EXERCÍCIO
Transcreva sem qualquer alteração o trecho da notícia sobre resíduos de medicamentos nas ETAR, tudo desde "As estações de" até "quarta-feira, em Coimbra.", inclusive.

TEXTO PARA LER
● ● ● ● ●

As ETAR são eficientes, mas não eliminam todos os resíduos de medicamentos

Nota-se presença maior de anti-inflamatórios nas águas afluentes e efluentes do que outros fármacos
16 de junho de 2014 - 09h01



As estações de tratamento de águas residuais (ETAR) têm uma elevada taxa de remoção de resíduos de medicamentos, mas dificilmente eliminam todos os compostos e novos contaminantes, afirmou à agência Lusa a investigadora Angelina Pena, da Universidade de Coimbra.



A investigadora do Centro de Estudos Farmacêuticos coordenou o primeiro estudo nacional sobre a presença de resíduos de medicamentos nas águas que entram e saem de 15 ETAR portuguesas e os resultados serão divulgados num seminário internacional na quarta-feira, em Coimbra.



O estudo incidiu em 15 estações de tratamento de norte a sul do país - as ilhas foram excluídas -, com a equipa de investigação a monitorizar 11 medicamentos de quatro grupos terapêuticos mais consumidos pelos portugueses: anti-inflamatórios, antibióticos, ansiolíticos e antidislipidémicos.



"Este é o primeiro estudo a nível nacional sobre a presença de resíduos em águas de estações de tratamento. As ETAR estão a funcionar bem, mas há nova legislação europeia a cumprir, há novos compostos e novos contaminantes emergentes e é preciso dar resposta a isso", explicou Angelina Pena.



Segundo a investigadora, o estudo revela que se nota uma presença maior de anti-inflamatórios nas águas afluentes e efluentes, porque esse é o grupo de fármacos mais consumido pelos portugueses (e consequentemente o mais frequente nos resíduos libertados pelo organismo humano).



"O estudo não põe em causa o funcionamento das ETAR e os resultados são concordantes se comparados com outros países a nível europeu", esclareceu a investigadora, sublinhando que os dados estão ainda a ser analisados e têm como objetivo auxiliar os legisladores portugueses no cumprimento das diretivas europeias.



Cofinanciado por fundos europeus e pela Fundação para a Ciência e Tecnologia, o estudo "Ecopharmap" foi executado ao longo de 2013 por uma equipa de quatro investigadores da Universidade de Coimbra.



Os dados da investigação vão ser debatidos num seminário sobre o risco de novos poluentes para o ambiente, no dia 18, quarta-feira, na Faculdade de Farmácia da Universidade de Coimbra.

● ● ● ● ●

INFORMAÇÃO APRESENTADA

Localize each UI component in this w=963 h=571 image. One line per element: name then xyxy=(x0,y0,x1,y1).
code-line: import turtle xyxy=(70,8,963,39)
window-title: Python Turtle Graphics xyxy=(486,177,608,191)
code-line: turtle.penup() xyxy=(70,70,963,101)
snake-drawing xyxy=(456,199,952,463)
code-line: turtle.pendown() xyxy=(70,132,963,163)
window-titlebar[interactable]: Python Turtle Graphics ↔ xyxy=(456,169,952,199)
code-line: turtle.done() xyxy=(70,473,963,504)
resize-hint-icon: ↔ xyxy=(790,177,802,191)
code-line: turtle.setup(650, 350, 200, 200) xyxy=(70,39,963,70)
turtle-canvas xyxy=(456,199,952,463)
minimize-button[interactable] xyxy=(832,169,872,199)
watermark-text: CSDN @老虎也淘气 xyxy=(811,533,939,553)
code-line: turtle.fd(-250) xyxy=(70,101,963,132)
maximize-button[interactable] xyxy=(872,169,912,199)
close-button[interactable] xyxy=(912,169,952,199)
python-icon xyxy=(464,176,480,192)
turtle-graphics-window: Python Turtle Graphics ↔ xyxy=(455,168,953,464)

● ● ● ● ●

RESPOSTA AO EXERCÍCIO
As estações de tratamento de águas residuais (ETAR) têm uma elevada taxa de remoção de resíduos de medicamentos, mas dificilmente eliminam todos os compostos e novos contaminantes, afirmou à agência Lusa a investigadora Angelina Pena, da Universidade de Coimbra.



A investigadora do Centro de Estudos Farmacêuticos coordenou o primeiro estudo nacional sobre a presença de resíduos de medicamentos nas águas que entram e saem de 15 ETAR portuguesas e os resultados serão divulgados num seminário internacional na quarta-feira, em Coimbra.